→ **INPUT DATA**
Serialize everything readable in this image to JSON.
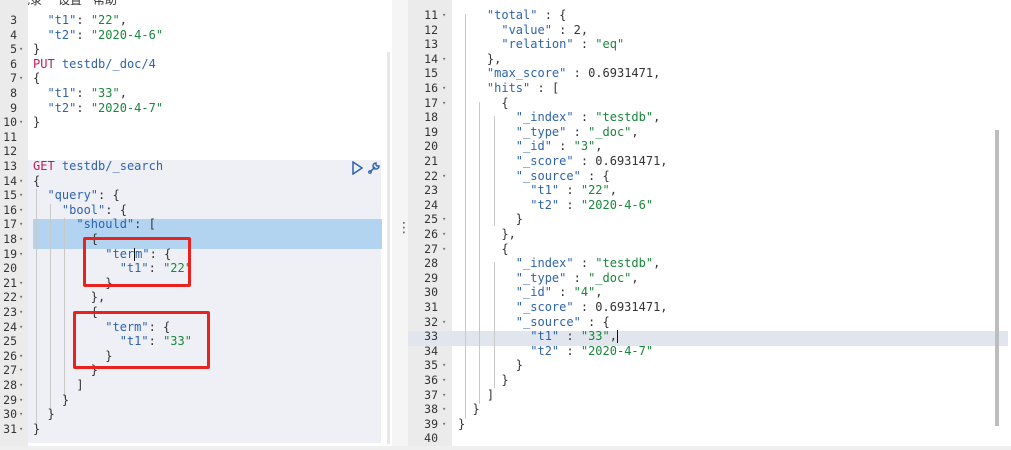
{
  "menubar": {
    "item1": "历史记录",
    "item2": "设置",
    "item3": "帮助"
  },
  "request_editor": {
    "lines": [
      {
        "n": "3",
        "fold": false,
        "html": "  <span class='n'>\"t1\"</span>: <span class='s'>\"22\"</span>,"
      },
      {
        "n": "4",
        "fold": false,
        "html": "  <span class='n'>\"t2\"</span>: <span class='s'>\"2020-4-6\"</span>"
      },
      {
        "n": "5",
        "fold": true,
        "html": "}"
      },
      {
        "n": "6",
        "fold": false,
        "html": "<span class='m'>PUT</span> <span class='n'>testdb/_doc/4</span>"
      },
      {
        "n": "7",
        "fold": true,
        "html": "{"
      },
      {
        "n": "8",
        "fold": false,
        "html": "  <span class='n'>\"t1\"</span>: <span class='s'>\"33\"</span>,"
      },
      {
        "n": "9",
        "fold": false,
        "html": "  <span class='n'>\"t2\"</span>: <span class='s'>\"2020-4-7\"</span>"
      },
      {
        "n": "10",
        "fold": true,
        "html": "}"
      },
      {
        "n": "11",
        "fold": false,
        "html": ""
      },
      {
        "n": "12",
        "fold": false,
        "html": ""
      },
      {
        "n": "13",
        "fold": false,
        "html": "<span class='m'>GET</span> <span class='n'>testdb/_search</span>"
      },
      {
        "n": "14",
        "fold": true,
        "html": "{"
      },
      {
        "n": "15",
        "fold": true,
        "html": "  <span class='n'>\"query\"</span>: {"
      },
      {
        "n": "16",
        "fold": true,
        "html": "    <span class='n'>\"bool\"</span>: {"
      },
      {
        "n": "17",
        "fold": true,
        "html": "      <span class='n'>\"should\"</span>: ["
      },
      {
        "n": "18",
        "fold": true,
        "html": "        {"
      },
      {
        "n": "19",
        "fold": true,
        "html": "          <span class='n'>\"ter</span><span class='cursor'></span><span class='n'>m\"</span>: {"
      },
      {
        "n": "20",
        "fold": false,
        "html": "            <span class='n'>\"t1\"</span>: <span class='s'>\"22\"</span>"
      },
      {
        "n": "21",
        "fold": true,
        "html": "          }"
      },
      {
        "n": "22",
        "fold": true,
        "html": "        },"
      },
      {
        "n": "23",
        "fold": true,
        "html": "        {"
      },
      {
        "n": "24",
        "fold": true,
        "html": "          <span class='n'>\"term\"</span>: {"
      },
      {
        "n": "25",
        "fold": false,
        "html": "            <span class='n'>\"t1\"</span>: <span class='s'>\"33\"</span>"
      },
      {
        "n": "26",
        "fold": true,
        "html": "          }"
      },
      {
        "n": "27",
        "fold": true,
        "html": "        }"
      },
      {
        "n": "28",
        "fold": true,
        "html": "      ]"
      },
      {
        "n": "29",
        "fold": true,
        "html": "    }"
      },
      {
        "n": "30",
        "fold": true,
        "html": "  }"
      },
      {
        "n": "31",
        "fold": true,
        "html": "}"
      }
    ]
  },
  "response_viewer": {
    "lines": [
      {
        "n": "11",
        "fold": true,
        "html": "    <span class='n'>\"total\"</span> : {"
      },
      {
        "n": "12",
        "fold": false,
        "html": "      <span class='n'>\"value\"</span> : 2,"
      },
      {
        "n": "13",
        "fold": false,
        "html": "      <span class='n'>\"relation\"</span> : <span class='s'>\"eq\"</span>"
      },
      {
        "n": "14",
        "fold": true,
        "html": "    },"
      },
      {
        "n": "15",
        "fold": false,
        "html": "    <span class='n'>\"max_score\"</span> : 0.6931471,"
      },
      {
        "n": "16",
        "fold": true,
        "html": "    <span class='n'>\"hits\"</span> : ["
      },
      {
        "n": "17",
        "fold": true,
        "html": "      {"
      },
      {
        "n": "18",
        "fold": false,
        "html": "        <span class='n'>\"_index\"</span> : <span class='s'>\"testdb\"</span>,"
      },
      {
        "n": "19",
        "fold": false,
        "html": "        <span class='n'>\"_type\"</span> : <span class='s'>\"_doc\"</span>,"
      },
      {
        "n": "20",
        "fold": false,
        "html": "        <span class='n'>\"_id\"</span> : <span class='s'>\"3\"</span>,"
      },
      {
        "n": "21",
        "fold": false,
        "html": "        <span class='n'>\"_score\"</span> : 0.6931471,"
      },
      {
        "n": "22",
        "fold": true,
        "html": "        <span class='n'>\"_source\"</span> : {"
      },
      {
        "n": "23",
        "fold": false,
        "html": "          <span class='n'>\"t1\"</span> : <span class='s'>\"22\"</span>,"
      },
      {
        "n": "24",
        "fold": false,
        "html": "          <span class='n'>\"t2\"</span> : <span class='s'>\"2020-4-6\"</span>"
      },
      {
        "n": "25",
        "fold": true,
        "html": "        }"
      },
      {
        "n": "26",
        "fold": true,
        "html": "      },"
      },
      {
        "n": "27",
        "fold": true,
        "html": "      {"
      },
      {
        "n": "28",
        "fold": false,
        "html": "        <span class='n'>\"_index\"</span> : <span class='s'>\"testdb\"</span>,"
      },
      {
        "n": "29",
        "fold": false,
        "html": "        <span class='n'>\"_type\"</span> : <span class='s'>\"_doc\"</span>,"
      },
      {
        "n": "30",
        "fold": false,
        "html": "        <span class='n'>\"_id\"</span> : <span class='s'>\"4\"</span>,"
      },
      {
        "n": "31",
        "fold": false,
        "html": "        <span class='n'>\"_score\"</span> : 0.6931471,"
      },
      {
        "n": "32",
        "fold": true,
        "html": "        <span class='n'>\"_source\"</span> : {"
      },
      {
        "n": "33",
        "fold": false,
        "html": "          <span class='n'>\"t1\"</span> : <span class='s'>\"33\"</span>,<span class='cursor'></span>"
      },
      {
        "n": "34",
        "fold": false,
        "html": "          <span class='n'>\"t2\"</span> : <span class='s'>\"2020-4-7\"</span>"
      },
      {
        "n": "35",
        "fold": true,
        "html": "        }"
      },
      {
        "n": "36",
        "fold": true,
        "html": "      }"
      },
      {
        "n": "37",
        "fold": true,
        "html": "    ]"
      },
      {
        "n": "38",
        "fold": true,
        "html": "  }"
      },
      {
        "n": "39",
        "fold": true,
        "html": "}"
      },
      {
        "n": "40",
        "fold": false,
        "html": ""
      }
    ]
  },
  "colors": {
    "annotation": "#e8231f",
    "selection": "#b3d4f0",
    "line_highlight": "#e1e6ee"
  },
  "icons": {
    "run": "play-triangle-icon",
    "settings": "wrench-icon",
    "splitter": "vertical-dots-icon"
  }
}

→ **TASK DETAILS**
Reproduce every line of the material precisely, omitting its pictures.

→ **CORRECT RESULT**
Serialize everything readable in this image to JSON.
{
  "menubar": {
    "item1": "历史记录",
    "item2": "设置",
    "item3": "帮助"
  },
  "request_editor": {
    "lines": [
      {
        "n": "3",
        "fold": false,
        "html": "  <span class='n'>\"t1\"</span>: <span class='s'>\"22\"</span>,"
      },
      {
        "n": "4",
        "fold": false,
        "html": "  <span class='n'>\"t2\"</span>: <span class='s'>\"2020-4-6\"</span>"
      },
      {
        "n": "5",
        "fold": true,
        "html": "}"
      },
      {
        "n": "6",
        "fold": false,
        "html": "<span class='m'>PUT</span> <span class='n'>testdb/_doc/4</span>"
      },
      {
        "n": "7",
        "fold": true,
        "html": "{"
      },
      {
        "n": "8",
        "fold": false,
        "html": "  <span class='n'>\"t1\"</span>: <span class='s'>\"33\"</span>,"
      },
      {
        "n": "9",
        "fold": false,
        "html": "  <span class='n'>\"t2\"</span>: <span class='s'>\"2020-4-7\"</span>"
      },
      {
        "n": "10",
        "fold": true,
        "html": "}"
      },
      {
        "n": "11",
        "fold": false,
        "html": ""
      },
      {
        "n": "12",
        "fold": false,
        "html": ""
      },
      {
        "n": "13",
        "fold": false,
        "html": "<span class='m'>GET</span> <span class='n'>testdb/_search</span>"
      },
      {
        "n": "14",
        "fold": true,
        "html": "{"
      },
      {
        "n": "15",
        "fold": true,
        "html": "  <span class='n'>\"query\"</span>: {"
      },
      {
        "n": "16",
        "fold": true,
        "html": "    <span class='n'>\"bool\"</span>: {"
      },
      {
        "n": "17",
        "fold": true,
        "html": "      <span class='n'>\"should\"</span>: ["
      },
      {
        "n": "18",
        "fold": true,
        "html": "        {"
      },
      {
        "n": "19",
        "fold": true,
        "html": "          <span class='n'>\"ter</span><span class='cursor'></span><span class='n'>m\"</span>: {"
      },
      {
        "n": "20",
        "fold": false,
        "html": "            <span class='n'>\"t1\"</span>: <span class='s'>\"22\"</span>"
      },
      {
        "n": "21",
        "fold": true,
        "html": "          }"
      },
      {
        "n": "22",
        "fold": true,
        "html": "        },"
      },
      {
        "n": "23",
        "fold": true,
        "html": "        {"
      },
      {
        "n": "24",
        "fold": true,
        "html": "          <span class='n'>\"term\"</span>: {"
      },
      {
        "n": "25",
        "fold": false,
        "html": "            <span class='n'>\"t1\"</span>: <span class='s'>\"33\"</span>"
      },
      {
        "n": "26",
        "fold": true,
        "html": "          }"
      },
      {
        "n": "27",
        "fold": true,
        "html": "        }"
      },
      {
        "n": "28",
        "fold": true,
        "html": "      ]"
      },
      {
        "n": "29",
        "fold": true,
        "html": "    }"
      },
      {
        "n": "30",
        "fold": true,
        "html": "  }"
      },
      {
        "n": "31",
        "fold": true,
        "html": "}"
      }
    ]
  },
  "response_viewer": {
    "lines": [
      {
        "n": "11",
        "fold": true,
        "html": "    <span class='n'>\"total\"</span> : {"
      },
      {
        "n": "12",
        "fold": false,
        "html": "      <span class='n'>\"value\"</span> : 2,"
      },
      {
        "n": "13",
        "fold": false,
        "html": "      <span class='n'>\"relation\"</span> : <span class='s'>\"eq\"</span>"
      },
      {
        "n": "14",
        "fold": true,
        "html": "    },"
      },
      {
        "n": "15",
        "fold": false,
        "html": "    <span class='n'>\"max_score\"</span> : 0.6931471,"
      },
      {
        "n": "16",
        "fold": true,
        "html": "    <span class='n'>\"hits\"</span> : ["
      },
      {
        "n": "17",
        "fold": true,
        "html": "      {"
      },
      {
        "n": "18",
        "fold": false,
        "html": "        <span class='n'>\"_index\"</span> : <span class='s'>\"testdb\"</span>,"
      },
      {
        "n": "19",
        "fold": false,
        "html": "        <span class='n'>\"_type\"</span> : <span class='s'>\"_doc\"</span>,"
      },
      {
        "n": "20",
        "fold": false,
        "html": "        <span class='n'>\"_id\"</span> : <span class='s'>\"3\"</span>,"
      },
      {
        "n": "21",
        "fold": false,
        "html": "        <span class='n'>\"_score\"</span> : 0.6931471,"
      },
      {
        "n": "22",
        "fold": true,
        "html": "        <span class='n'>\"_source\"</span> : {"
      },
      {
        "n": "23",
        "fold": false,
        "html": "          <span class='n'>\"t1\"</span> : <span class='s'>\"22\"</span>,"
      },
      {
        "n": "24",
        "fold": false,
        "html": "          <span class='n'>\"t2\"</span> : <span class='s'>\"2020-4-6\"</span>"
      },
      {
        "n": "25",
        "fold": true,
        "html": "        }"
      },
      {
        "n": "26",
        "fold": true,
        "html": "      },"
      },
      {
        "n": "27",
        "fold": true,
        "html": "      {"
      },
      {
        "n": "28",
        "fold": false,
        "html": "        <span class='n'>\"_index\"</span> : <span class='s'>\"testdb\"</span>,"
      },
      {
        "n": "29",
        "fold": false,
        "html": "        <span class='n'>\"_type\"</span> : <span class='s'>\"_doc\"</span>,"
      },
      {
        "n": "30",
        "fold": false,
        "html": "        <span class='n'>\"_id\"</span> : <span class='s'>\"4\"</span>,"
      },
      {
        "n": "31",
        "fold": false,
        "html": "        <span class='n'>\"_score\"</span> : 0.6931471,"
      },
      {
        "n": "32",
        "fold": true,
        "html": "        <span class='n'>\"_source\"</span> : {"
      },
      {
        "n": "33",
        "fold": false,
        "html": "          <span class='n'>\"t1\"</span> : <span class='s'>\"33\"</span>,<span class='cursor'></span>"
      },
      {
        "n": "34",
        "fold": false,
        "html": "          <span class='n'>\"t2\"</span> : <span class='s'>\"2020-4-7\"</span>"
      },
      {
        "n": "35",
        "fold": true,
        "html": "        }"
      },
      {
        "n": "36",
        "fold": true,
        "html": "      }"
      },
      {
        "n": "37",
        "fold": true,
        "html": "    ]"
      },
      {
        "n": "38",
        "fold": true,
        "html": "  }"
      },
      {
        "n": "39",
        "fold": true,
        "html": "}"
      },
      {
        "n": "40",
        "fold": false,
        "html": ""
      }
    ]
  },
  "colors": {
    "annotation": "#e8231f",
    "selection": "#b3d4f0",
    "line_highlight": "#e1e6ee"
  },
  "icons": {
    "run": "play-triangle-icon",
    "settings": "wrench-icon",
    "splitter": "vertical-dots-icon"
  }
}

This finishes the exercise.